### BRIEF
Set down each entry exactly as given; pictures should not appear in the copy.

### PROVIDED DATA
____________

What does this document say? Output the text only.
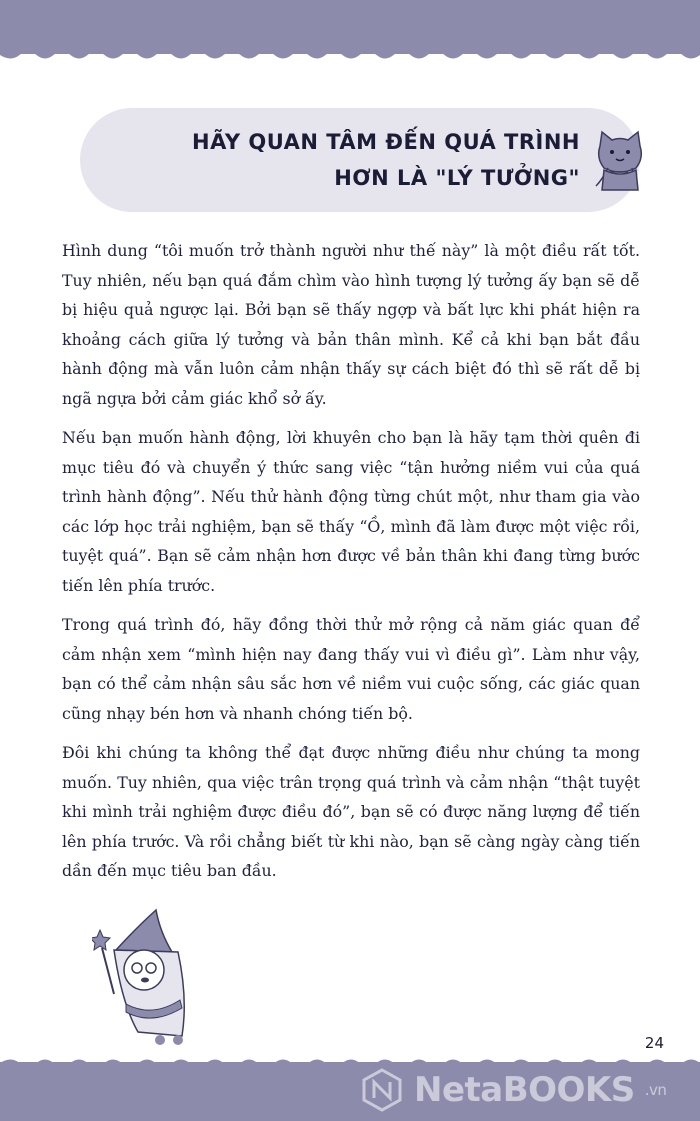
HÃY QUAN TÂM ĐẾN QUÁ TRÌNH
HƠN LÀ "LÝ TƯỞNG"

Hình dung “tôi muốn trở thành người như thế này” là một điều rất tốt. Tuy nhiên, nếu bạn quá đắm chìm vào hình tượng lý tưởng ấy bạn sẽ dễ bị hiệu quả ngược lại. Bởi bạn sẽ thấy ngợp và bất lực khi phát hiện ra khoảng cách giữa lý tưởng và bản thân mình. Kể cả khi bạn bắt đầu hành động mà vẫn luôn cảm nhận thấy sự cách biệt đó thì sẽ rất dễ bị ngã ngựa bởi cảm giác khổ sở ấy.

Nếu bạn muốn hành động, lời khuyên cho bạn là hãy tạm thời quên đi mục tiêu đó và chuyển ý thức sang việc “tận hưởng niềm vui của quá trình hành động”. Nếu thử hành động từng chút một, như tham gia vào các lớp học trải nghiệm, bạn sẽ thấy “Ồ, mình đã làm được một việc rồi, tuyệt quá”. Bạn sẽ cảm nhận hơn được về bản thân khi đang từng bước tiến lên phía trước.

Trong quá trình đó, hãy đồng thời thử mở rộng cả năm giác quan để cảm nhận xem “mình hiện nay đang thấy vui vì điều gì”. Làm như vậy, bạn có thể cảm nhận sâu sắc hơn về niềm vui cuộc sống, các giác quan cũng nhạy bén hơn và nhanh chóng tiến bộ.

Đôi khi chúng ta không thể đạt được những điều như chúng ta mong muốn. Tuy nhiên, qua việc trân trọng quá trình và cảm nhận “thật tuyệt khi mình trải nghiệm được điều đó”, bạn sẽ có được năng lượng để tiến lên phía trước. Và rồi chẳng biết từ khi nào, bạn sẽ càng ngày càng tiến dần đến mục tiêu ban đầu.

24
NetaBOOKS .vn
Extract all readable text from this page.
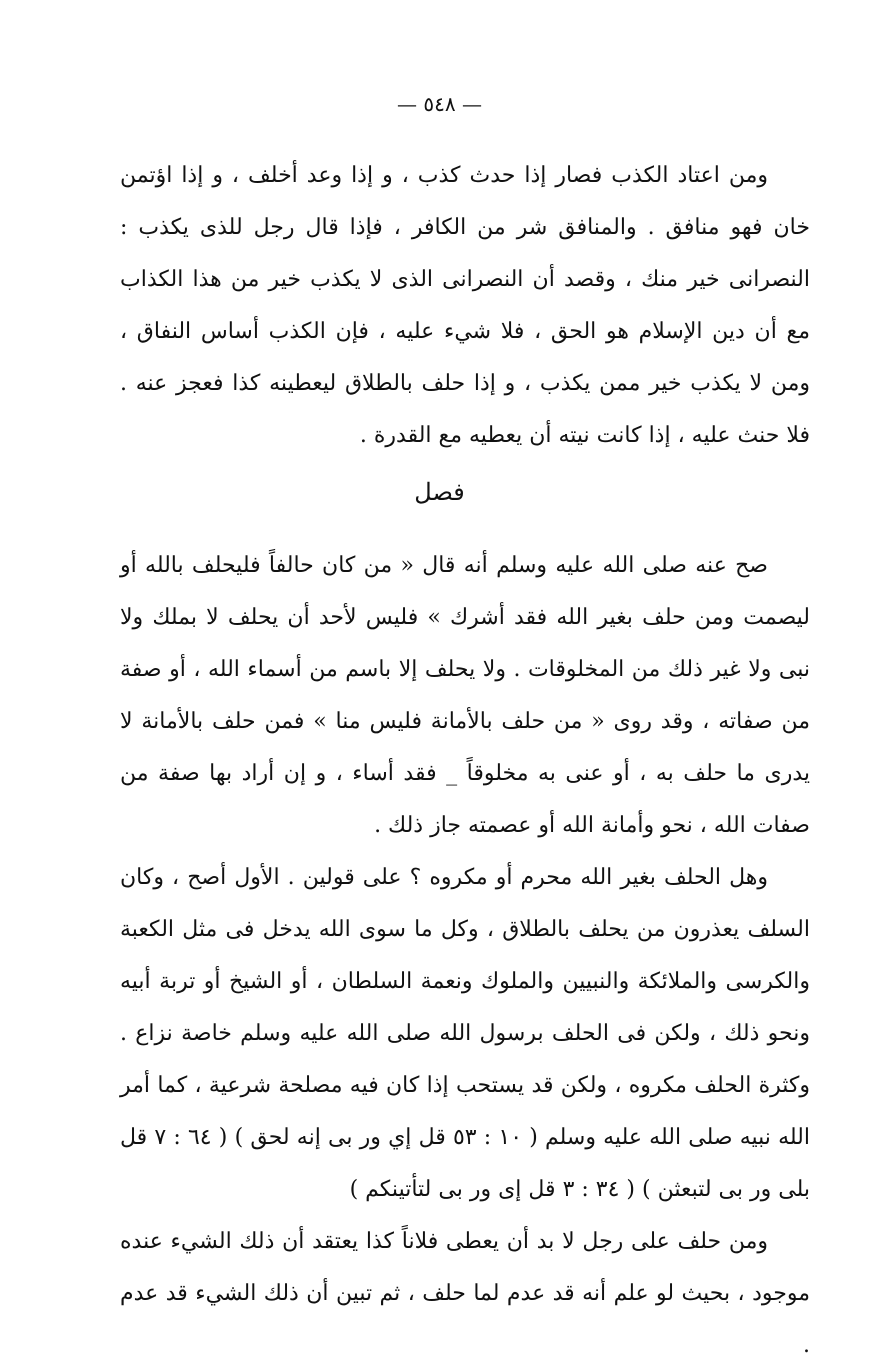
— ٥٤٨ —

ومن اعتاد الكذب فصار إذا حدث كذب ، و إذا وعد أخلف ، و إذا اؤتمن خان فهو منافق . والمنافق شر من الكافر ، فإذا قال رجل للذى يكذب : النصرانى خير منك ، وقصد أن النصرانى الذى لا يكذب خير من هذا الكذاب مع أن دين الإسلام هو الحق ، فلا شيء عليه ، فإن الكذب أساس النفاق ، ومن لا يكذب خير ممن يكذب ، و إذا حلف بالطلاق ليعطينه كذا فعجز عنه . فلا حنث عليه ، إذا كانت نيته أن يعطيه مع القدرة .

فصل

صح عنه صلى الله عليه وسلم أنه قال « من كان حالفاً فليحلف بالله أو ليصمت ومن حلف بغير الله فقد أشرك » فليس لأحد أن يحلف لا بملك ولا نبى ولا غير ذلك من المخلوقات . ولا يحلف إلا باسم من أسماء الله ، أو صفة من صفاته ، وقد روى « من حلف بالأمانة فليس منا » فمن حلف بالأمانة لا يدرى ما حلف به ، أو عنى به مخلوقاً _ فقد أساء ، و إن أراد بها صفة من صفات الله ، نحو وأمانة الله أو عصمته جاز ذلك .

وهل الحلف بغير الله محرم أو مكروه ؟ على قولين . الأول أصح ، وكان السلف يعذرون من يحلف بالطلاق ، وكل ما سوى الله يدخل فى مثل الكعبة والكرسى والملائكة والنبيين والملوك ونعمة السلطان ، أو الشيخ أو تربة أبيه ونحو ذلك ، ولكن فى الحلف برسول الله صلى الله عليه وسلم خاصة نزاع . وكثرة الحلف مكروه ، ولكن قد يستحب إذا كان فيه مصلحة شرعية ، كما أمر الله نبيه صلى الله عليه وسلم ( ١٠ : ٥٣ قل إي ور بى إنه لحق ) ( ٦٤ : ٧ قل بلى ور بى لتبعثن ) ( ٣٤ : ٣ قل إى ور بى لتأتينكم )

ومن حلف على رجل لا بد أن يعطى فلاناً كذا يعتقد أن ذلك الشيء عنده موجود ، بحيث لو علم أنه قد عدم لما حلف ، ثم تبين أن ذلك الشيء قد عدم .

____________

### SOLUTION
What does this document say? Output the text only.
HÃY QUAN TÂM ĐẾN QUÁ TRÌNH
HƠN LÀ "LÝ TƯỞNG"

Hình dung “tôi muốn trở thành người như thế này” là một điều rất tốt. Tuy nhiên, nếu bạn quá đắm chìm vào hình tượng lý tưởng ấy bạn sẽ dễ bị hiệu quả ngược lại. Bởi bạn sẽ thấy ngợp và bất lực khi phát hiện ra khoảng cách giữa lý tưởng và bản thân mình. Kể cả khi bạn bắt đầu hành động mà vẫn luôn cảm nhận thấy sự cách biệt đó thì sẽ rất dễ bị ngã ngựa bởi cảm giác khổ sở ấy.

Nếu bạn muốn hành động, lời khuyên cho bạn là hãy tạm thời quên đi mục tiêu đó và chuyển ý thức sang việc “tận hưởng niềm vui của quá trình hành động”. Nếu thử hành động từng chút một, như tham gia vào các lớp học trải nghiệm, bạn sẽ thấy “Ồ, mình đã làm được một việc rồi, tuyệt quá”. Bạn sẽ cảm nhận hơn được về bản thân khi đang từng bước tiến lên phía trước.

Trong quá trình đó, hãy đồng thời thử mở rộng cả năm giác quan để cảm nhận xem “mình hiện nay đang thấy vui vì điều gì”. Làm như vậy, bạn có thể cảm nhận sâu sắc hơn về niềm vui cuộc sống, các giác quan cũng nhạy bén hơn và nhanh chóng tiến bộ.

Đôi khi chúng ta không thể đạt được những điều như chúng ta mong muốn. Tuy nhiên, qua việc trân trọng quá trình và cảm nhận “thật tuyệt khi mình trải nghiệm được điều đó”, bạn sẽ có được năng lượng để tiến lên phía trước. Và rồi chẳng biết từ khi nào, bạn sẽ càng ngày càng tiến dần đến mục tiêu ban đầu.

24
NetaBOOKS .vn
Extract all readable text from this page.
— ٥٤٨ —

ومن اعتاد الكذب فصار إذا حدث كذب ، و إذا وعد أخلف ، و إذا اؤتمن خان فهو منافق . والمنافق شر من الكافر ، فإذا قال رجل للذى يكذب : النصرانى خير منك ، وقصد أن النصرانى الذى لا يكذب خير من هذا الكذاب مع أن دين الإسلام هو الحق ، فلا شيء عليه ، فإن الكذب أساس النفاق ، ومن لا يكذب خير ممن يكذب ، و إذا حلف بالطلاق ليعطينه كذا فعجز عنه . فلا حنث عليه ، إذا كانت نيته أن يعطيه مع القدرة .

فصل

صح عنه صلى الله عليه وسلم أنه قال « من كان حالفاً فليحلف بالله أو ليصمت ومن حلف بغير الله فقد أشرك » فليس لأحد أن يحلف لا بملك ولا نبى ولا غير ذلك من المخلوقات . ولا يحلف إلا باسم من أسماء الله ، أو صفة من صفاته ، وقد روى « من حلف بالأمانة فليس منا » فمن حلف بالأمانة لا يدرى ما حلف به ، أو عنى به مخلوقاً _ فقد أساء ، و إن أراد بها صفة من صفات الله ، نحو وأمانة الله أو عصمته جاز ذلك .

وهل الحلف بغير الله محرم أو مكروه ؟ على قولين . الأول أصح ، وكان السلف يعذرون من يحلف بالطلاق ، وكل ما سوى الله يدخل فى مثل الكعبة والكرسى والملائكة والنبيين والملوك ونعمة السلطان ، أو الشيخ أو تربة أبيه ونحو ذلك ، ولكن فى الحلف برسول الله صلى الله عليه وسلم خاصة نزاع . وكثرة الحلف مكروه ، ولكن قد يستحب إذا كان فيه مصلحة شرعية ، كما أمر الله نبيه صلى الله عليه وسلم ( ١٠ : ٥٣ قل إي ور بى إنه لحق ) ( ٦٤ : ٧ قل بلى ور بى لتبعثن ) ( ٣٤ : ٣ قل إى ور بى لتأتينكم )

ومن حلف على رجل لا بد أن يعطى فلاناً كذا يعتقد أن ذلك الشيء عنده موجود ، بحيث لو علم أنه قد عدم لما حلف ، ثم تبين أن ذلك الشيء قد عدم .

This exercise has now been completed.